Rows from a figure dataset
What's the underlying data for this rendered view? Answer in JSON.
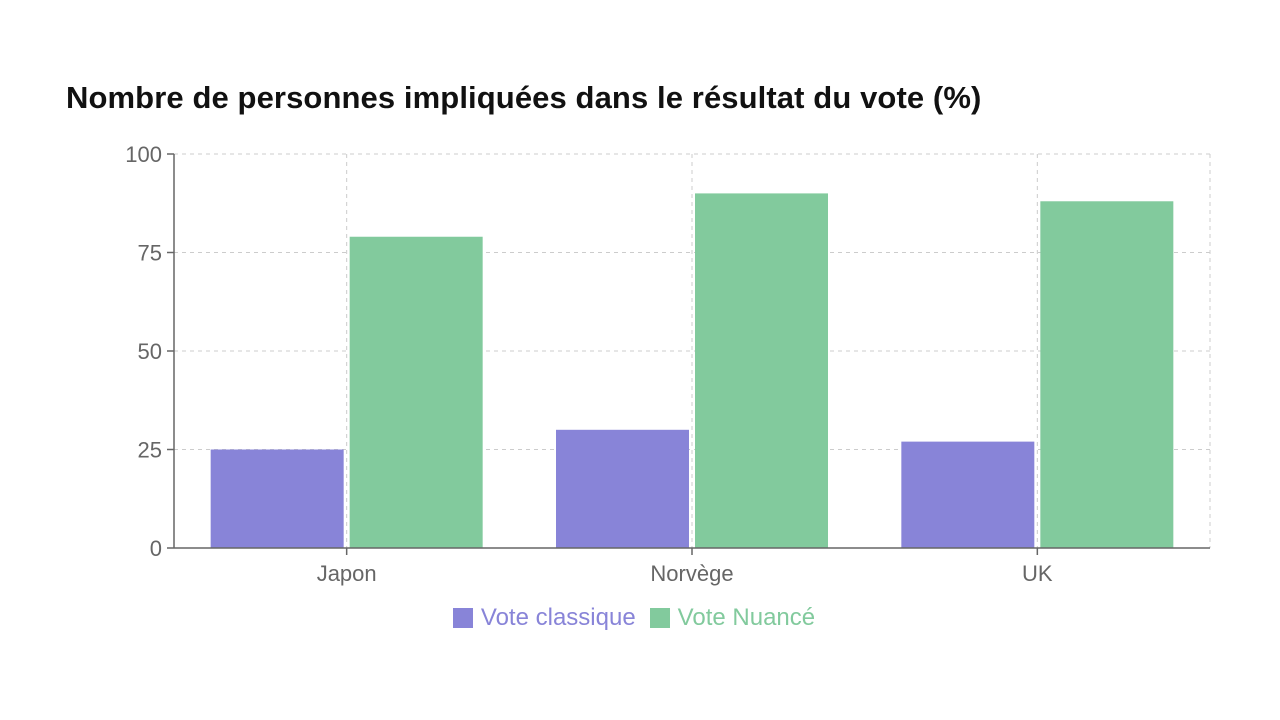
{
  "chart_data": {
    "type": "bar",
    "title": "Nombre de personnes impliquées dans le résultat du vote (%)",
    "categories": [
      "Japon",
      "Norvège",
      "UK"
    ],
    "series": [
      {
        "name": "Vote classique",
        "values": [
          25,
          30,
          27
        ],
        "color": "#8884d8"
      },
      {
        "name": "Vote Nuancé",
        "values": [
          79,
          90,
          88
        ],
        "color": "#82ca9d"
      }
    ],
    "ylim": [
      0,
      100
    ],
    "yticks": [
      0,
      25,
      50,
      75,
      100
    ],
    "xlabel": "",
    "ylabel": "",
    "grid": true,
    "legend_position": "bottom"
  }
}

= What you should do =
List each line in the listing that contains the string "name".

= Task response =
        "name": "Vote classique",
        "name": "Vote Nuancé",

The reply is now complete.